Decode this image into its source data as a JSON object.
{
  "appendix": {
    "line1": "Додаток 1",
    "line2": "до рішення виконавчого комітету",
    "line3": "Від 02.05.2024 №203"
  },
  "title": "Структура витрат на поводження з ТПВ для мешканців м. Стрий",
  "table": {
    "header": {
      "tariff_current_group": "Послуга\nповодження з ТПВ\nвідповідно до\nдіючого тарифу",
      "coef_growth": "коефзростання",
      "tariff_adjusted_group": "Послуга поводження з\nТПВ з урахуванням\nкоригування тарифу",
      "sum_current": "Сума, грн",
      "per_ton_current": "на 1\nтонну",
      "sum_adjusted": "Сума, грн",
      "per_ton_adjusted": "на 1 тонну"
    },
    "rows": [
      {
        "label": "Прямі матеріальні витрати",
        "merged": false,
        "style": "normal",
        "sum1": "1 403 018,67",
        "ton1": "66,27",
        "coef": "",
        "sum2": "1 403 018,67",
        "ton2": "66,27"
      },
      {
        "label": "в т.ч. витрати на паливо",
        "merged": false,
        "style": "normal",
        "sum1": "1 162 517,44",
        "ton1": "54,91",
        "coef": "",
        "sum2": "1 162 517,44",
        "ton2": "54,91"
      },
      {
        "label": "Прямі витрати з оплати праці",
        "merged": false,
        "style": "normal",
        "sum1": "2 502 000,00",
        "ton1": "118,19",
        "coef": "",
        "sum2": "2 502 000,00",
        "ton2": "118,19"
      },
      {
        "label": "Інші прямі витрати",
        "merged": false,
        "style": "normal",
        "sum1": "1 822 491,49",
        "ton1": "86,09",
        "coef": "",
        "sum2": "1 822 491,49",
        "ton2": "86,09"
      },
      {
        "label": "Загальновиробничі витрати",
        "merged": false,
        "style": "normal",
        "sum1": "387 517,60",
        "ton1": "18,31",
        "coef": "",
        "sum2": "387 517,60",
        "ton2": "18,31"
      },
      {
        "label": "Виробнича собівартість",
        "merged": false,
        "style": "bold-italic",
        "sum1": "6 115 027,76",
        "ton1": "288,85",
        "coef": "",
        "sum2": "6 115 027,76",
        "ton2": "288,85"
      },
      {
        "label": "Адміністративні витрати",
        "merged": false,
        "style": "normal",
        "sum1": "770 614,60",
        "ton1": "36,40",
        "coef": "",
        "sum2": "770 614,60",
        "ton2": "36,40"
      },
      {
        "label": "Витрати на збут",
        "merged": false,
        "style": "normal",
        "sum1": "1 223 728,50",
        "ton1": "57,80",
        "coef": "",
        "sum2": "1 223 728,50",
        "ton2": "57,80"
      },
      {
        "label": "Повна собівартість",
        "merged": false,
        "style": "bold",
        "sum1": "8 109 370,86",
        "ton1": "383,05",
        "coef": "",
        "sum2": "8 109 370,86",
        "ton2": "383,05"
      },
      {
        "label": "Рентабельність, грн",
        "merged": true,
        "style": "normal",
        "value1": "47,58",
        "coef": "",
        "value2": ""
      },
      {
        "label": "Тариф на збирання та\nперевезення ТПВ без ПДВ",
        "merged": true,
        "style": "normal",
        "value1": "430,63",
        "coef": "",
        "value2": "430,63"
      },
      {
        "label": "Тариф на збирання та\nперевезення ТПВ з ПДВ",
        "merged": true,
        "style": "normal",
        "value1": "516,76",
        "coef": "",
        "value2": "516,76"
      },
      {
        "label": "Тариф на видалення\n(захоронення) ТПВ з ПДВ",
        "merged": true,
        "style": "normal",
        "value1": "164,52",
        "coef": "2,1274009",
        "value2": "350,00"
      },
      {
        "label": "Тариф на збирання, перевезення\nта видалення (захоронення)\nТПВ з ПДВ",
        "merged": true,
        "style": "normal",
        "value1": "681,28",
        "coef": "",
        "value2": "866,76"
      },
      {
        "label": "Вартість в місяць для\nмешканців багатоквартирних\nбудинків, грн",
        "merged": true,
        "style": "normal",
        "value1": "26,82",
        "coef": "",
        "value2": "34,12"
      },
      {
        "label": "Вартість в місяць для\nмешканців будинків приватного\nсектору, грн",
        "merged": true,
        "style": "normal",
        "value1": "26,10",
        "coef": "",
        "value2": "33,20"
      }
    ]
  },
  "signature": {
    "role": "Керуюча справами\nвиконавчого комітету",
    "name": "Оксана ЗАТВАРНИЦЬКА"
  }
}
================================
(Instruction):
Read the entries and select each line where the word "nперевезення" is found.

(Full solution):
        "label": "Тариф на збирання та\nперевезення ТПВ без ПДВ",
        "label": "Тариф на збирання та\nперевезення ТПВ з ПДВ",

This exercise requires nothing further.